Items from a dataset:
>> Begin

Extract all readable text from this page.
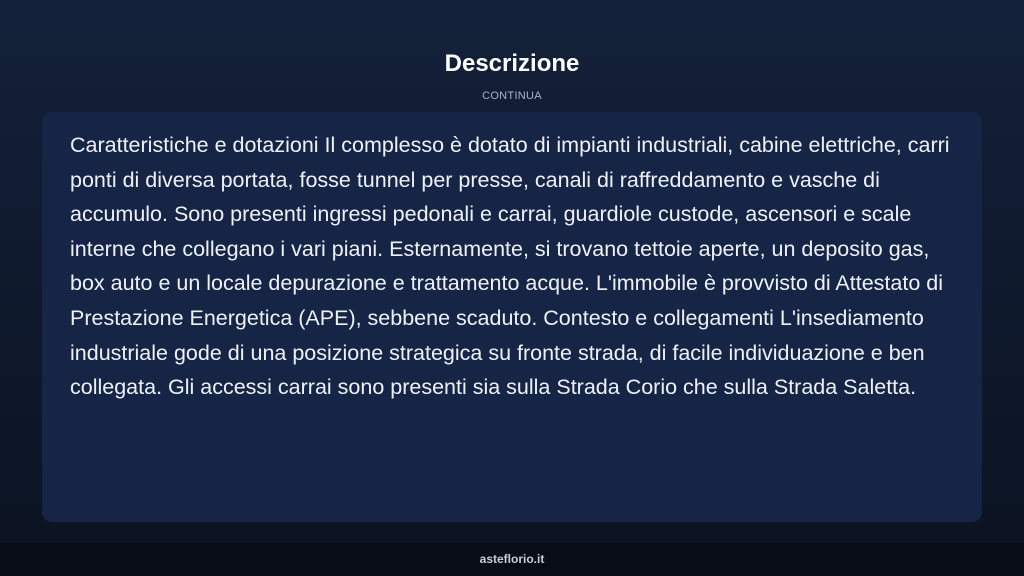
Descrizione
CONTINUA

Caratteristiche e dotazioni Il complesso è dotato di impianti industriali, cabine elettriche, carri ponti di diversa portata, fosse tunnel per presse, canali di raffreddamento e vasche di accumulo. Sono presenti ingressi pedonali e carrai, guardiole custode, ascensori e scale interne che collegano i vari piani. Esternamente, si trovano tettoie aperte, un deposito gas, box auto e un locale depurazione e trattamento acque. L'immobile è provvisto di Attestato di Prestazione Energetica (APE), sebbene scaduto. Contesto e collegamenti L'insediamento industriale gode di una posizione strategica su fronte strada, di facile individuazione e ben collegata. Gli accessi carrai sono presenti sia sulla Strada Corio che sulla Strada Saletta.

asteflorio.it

>> End

YOUR OBJECTIVE: Output the records above exactly; leave out the pictures.

RESPONSE BELOW:
Extract all readable text from this page.
Descrizione
CONTINUA

Caratteristiche e dotazioni Il complesso è dotato di impianti industriali, cabine elettriche, carri ponti di diversa portata, fosse tunnel per presse, canali di raffreddamento e vasche di accumulo. Sono presenti ingressi pedonali e carrai, guardiole custode, ascensori e scale interne che collegano i vari piani. Esternamente, si trovano tettoie aperte, un deposito gas, box auto e un locale depurazione e trattamento acque. L'immobile è provvisto di Attestato di Prestazione Energetica (APE), sebbene scaduto. Contesto e collegamenti L'insediamento industriale gode di una posizione strategica su fronte strada, di facile individuazione e ben collegata. Gli accessi carrai sono presenti sia sulla Strada Corio che sulla Strada Saletta.

asteflorio.it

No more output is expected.